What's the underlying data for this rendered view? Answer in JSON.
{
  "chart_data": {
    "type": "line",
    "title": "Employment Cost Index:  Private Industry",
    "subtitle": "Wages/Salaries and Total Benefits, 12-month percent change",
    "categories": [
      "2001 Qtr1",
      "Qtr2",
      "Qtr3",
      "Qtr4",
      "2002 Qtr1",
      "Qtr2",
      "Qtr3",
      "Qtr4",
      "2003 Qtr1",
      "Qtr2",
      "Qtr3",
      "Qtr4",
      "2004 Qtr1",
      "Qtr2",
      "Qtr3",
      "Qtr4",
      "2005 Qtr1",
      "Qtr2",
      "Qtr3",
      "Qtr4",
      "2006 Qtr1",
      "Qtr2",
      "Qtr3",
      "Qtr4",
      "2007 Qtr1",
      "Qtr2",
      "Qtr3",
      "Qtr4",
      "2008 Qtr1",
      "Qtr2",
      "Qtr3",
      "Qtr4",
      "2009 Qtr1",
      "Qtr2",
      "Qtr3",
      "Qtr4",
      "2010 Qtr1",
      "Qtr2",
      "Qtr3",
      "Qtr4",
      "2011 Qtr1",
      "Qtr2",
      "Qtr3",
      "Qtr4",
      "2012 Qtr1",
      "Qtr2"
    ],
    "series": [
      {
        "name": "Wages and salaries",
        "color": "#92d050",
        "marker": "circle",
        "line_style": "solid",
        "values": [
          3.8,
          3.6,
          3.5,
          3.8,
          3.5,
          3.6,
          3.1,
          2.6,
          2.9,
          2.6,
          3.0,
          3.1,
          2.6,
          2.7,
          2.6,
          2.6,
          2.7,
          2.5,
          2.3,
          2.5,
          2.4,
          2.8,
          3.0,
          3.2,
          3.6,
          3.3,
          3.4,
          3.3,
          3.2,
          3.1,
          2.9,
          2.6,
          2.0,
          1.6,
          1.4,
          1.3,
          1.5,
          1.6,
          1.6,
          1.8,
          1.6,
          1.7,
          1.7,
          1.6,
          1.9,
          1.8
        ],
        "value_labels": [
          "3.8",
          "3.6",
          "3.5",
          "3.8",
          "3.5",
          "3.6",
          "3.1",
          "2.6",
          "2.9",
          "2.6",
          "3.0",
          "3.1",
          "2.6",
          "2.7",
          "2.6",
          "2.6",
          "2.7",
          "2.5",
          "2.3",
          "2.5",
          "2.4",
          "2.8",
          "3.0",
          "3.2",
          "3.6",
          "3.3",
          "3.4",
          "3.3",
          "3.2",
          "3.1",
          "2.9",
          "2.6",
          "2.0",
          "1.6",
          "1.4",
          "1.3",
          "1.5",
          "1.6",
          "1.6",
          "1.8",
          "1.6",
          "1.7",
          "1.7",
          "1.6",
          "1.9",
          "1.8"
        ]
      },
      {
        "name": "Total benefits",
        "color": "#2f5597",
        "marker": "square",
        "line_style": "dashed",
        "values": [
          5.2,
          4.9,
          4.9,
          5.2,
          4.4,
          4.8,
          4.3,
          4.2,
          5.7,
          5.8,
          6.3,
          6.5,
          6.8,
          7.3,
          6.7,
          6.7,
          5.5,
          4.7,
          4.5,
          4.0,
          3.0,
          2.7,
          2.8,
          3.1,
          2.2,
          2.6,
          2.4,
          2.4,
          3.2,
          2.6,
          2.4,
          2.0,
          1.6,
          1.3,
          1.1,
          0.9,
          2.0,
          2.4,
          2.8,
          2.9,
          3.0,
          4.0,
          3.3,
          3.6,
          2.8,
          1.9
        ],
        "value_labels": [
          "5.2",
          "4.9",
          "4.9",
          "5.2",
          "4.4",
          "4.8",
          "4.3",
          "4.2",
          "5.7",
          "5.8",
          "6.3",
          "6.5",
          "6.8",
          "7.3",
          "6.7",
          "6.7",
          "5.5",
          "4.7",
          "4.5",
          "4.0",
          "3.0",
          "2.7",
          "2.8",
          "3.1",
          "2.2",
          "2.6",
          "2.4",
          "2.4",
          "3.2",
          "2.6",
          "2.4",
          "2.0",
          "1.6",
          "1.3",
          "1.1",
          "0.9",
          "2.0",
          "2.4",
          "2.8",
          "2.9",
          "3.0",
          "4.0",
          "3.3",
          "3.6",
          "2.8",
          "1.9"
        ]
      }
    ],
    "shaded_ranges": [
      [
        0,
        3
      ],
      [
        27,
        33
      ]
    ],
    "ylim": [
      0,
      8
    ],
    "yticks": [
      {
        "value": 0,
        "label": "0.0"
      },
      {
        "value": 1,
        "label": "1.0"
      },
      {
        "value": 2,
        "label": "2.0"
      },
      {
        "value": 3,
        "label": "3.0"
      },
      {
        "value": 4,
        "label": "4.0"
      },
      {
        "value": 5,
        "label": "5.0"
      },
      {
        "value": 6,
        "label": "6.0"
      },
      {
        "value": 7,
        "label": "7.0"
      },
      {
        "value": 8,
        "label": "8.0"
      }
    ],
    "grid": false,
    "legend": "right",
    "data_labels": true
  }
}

——

## Task statement
Give the records above again, word for word.

## Exercise answer
What's the underlying data for this rendered view? Answer in JSON.
{
  "chart_data": {
    "type": "line",
    "title": "Employment Cost Index:  Private Industry",
    "subtitle": "Wages/Salaries and Total Benefits, 12-month percent change",
    "categories": [
      "2001 Qtr1",
      "Qtr2",
      "Qtr3",
      "Qtr4",
      "2002 Qtr1",
      "Qtr2",
      "Qtr3",
      "Qtr4",
      "2003 Qtr1",
      "Qtr2",
      "Qtr3",
      "Qtr4",
      "2004 Qtr1",
      "Qtr2",
      "Qtr3",
      "Qtr4",
      "2005 Qtr1",
      "Qtr2",
      "Qtr3",
      "Qtr4",
      "2006 Qtr1",
      "Qtr2",
      "Qtr3",
      "Qtr4",
      "2007 Qtr1",
      "Qtr2",
      "Qtr3",
      "Qtr4",
      "2008 Qtr1",
      "Qtr2",
      "Qtr3",
      "Qtr4",
      "2009 Qtr1",
      "Qtr2",
      "Qtr3",
      "Qtr4",
      "2010 Qtr1",
      "Qtr2",
      "Qtr3",
      "Qtr4",
      "2011 Qtr1",
      "Qtr2",
      "Qtr3",
      "Qtr4",
      "2012 Qtr1",
      "Qtr2"
    ],
    "series": [
      {
        "name": "Wages and salaries",
        "color": "#92d050",
        "marker": "circle",
        "line_style": "solid",
        "values": [
          3.8,
          3.6,
          3.5,
          3.8,
          3.5,
          3.6,
          3.1,
          2.6,
          2.9,
          2.6,
          3.0,
          3.1,
          2.6,
          2.7,
          2.6,
          2.6,
          2.7,
          2.5,
          2.3,
          2.5,
          2.4,
          2.8,
          3.0,
          3.2,
          3.6,
          3.3,
          3.4,
          3.3,
          3.2,
          3.1,
          2.9,
          2.6,
          2.0,
          1.6,
          1.4,
          1.3,
          1.5,
          1.6,
          1.6,
          1.8,
          1.6,
          1.7,
          1.7,
          1.6,
          1.9,
          1.8
        ],
        "value_labels": [
          "3.8",
          "3.6",
          "3.5",
          "3.8",
          "3.5",
          "3.6",
          "3.1",
          "2.6",
          "2.9",
          "2.6",
          "3.0",
          "3.1",
          "2.6",
          "2.7",
          "2.6",
          "2.6",
          "2.7",
          "2.5",
          "2.3",
          "2.5",
          "2.4",
          "2.8",
          "3.0",
          "3.2",
          "3.6",
          "3.3",
          "3.4",
          "3.3",
          "3.2",
          "3.1",
          "2.9",
          "2.6",
          "2.0",
          "1.6",
          "1.4",
          "1.3",
          "1.5",
          "1.6",
          "1.6",
          "1.8",
          "1.6",
          "1.7",
          "1.7",
          "1.6",
          "1.9",
          "1.8"
        ]
      },
      {
        "name": "Total benefits",
        "color": "#2f5597",
        "marker": "square",
        "line_style": "dashed",
        "values": [
          5.2,
          4.9,
          4.9,
          5.2,
          4.4,
          4.8,
          4.3,
          4.2,
          5.7,
          5.8,
          6.3,
          6.5,
          6.8,
          7.3,
          6.7,
          6.7,
          5.5,
          4.7,
          4.5,
          4.0,
          3.0,
          2.7,
          2.8,
          3.1,
          2.2,
          2.6,
          2.4,
          2.4,
          3.2,
          2.6,
          2.4,
          2.0,
          1.6,
          1.3,
          1.1,
          0.9,
          2.0,
          2.4,
          2.8,
          2.9,
          3.0,
          4.0,
          3.3,
          3.6,
          2.8,
          1.9
        ],
        "value_labels": [
          "5.2",
          "4.9",
          "4.9",
          "5.2",
          "4.4",
          "4.8",
          "4.3",
          "4.2",
          "5.7",
          "5.8",
          "6.3",
          "6.5",
          "6.8",
          "7.3",
          "6.7",
          "6.7",
          "5.5",
          "4.7",
          "4.5",
          "4.0",
          "3.0",
          "2.7",
          "2.8",
          "3.1",
          "2.2",
          "2.6",
          "2.4",
          "2.4",
          "3.2",
          "2.6",
          "2.4",
          "2.0",
          "1.6",
          "1.3",
          "1.1",
          "0.9",
          "2.0",
          "2.4",
          "2.8",
          "2.9",
          "3.0",
          "4.0",
          "3.3",
          "3.6",
          "2.8",
          "1.9"
        ]
      }
    ],
    "shaded_ranges": [
      [
        0,
        3
      ],
      [
        27,
        33
      ]
    ],
    "ylim": [
      0,
      8
    ],
    "yticks": [
      {
        "value": 0,
        "label": "0.0"
      },
      {
        "value": 1,
        "label": "1.0"
      },
      {
        "value": 2,
        "label": "2.0"
      },
      {
        "value": 3,
        "label": "3.0"
      },
      {
        "value": 4,
        "label": "4.0"
      },
      {
        "value": 5,
        "label": "5.0"
      },
      {
        "value": 6,
        "label": "6.0"
      },
      {
        "value": 7,
        "label": "7.0"
      },
      {
        "value": 8,
        "label": "8.0"
      }
    ],
    "grid": false,
    "legend": "right",
    "data_labels": true
  }
}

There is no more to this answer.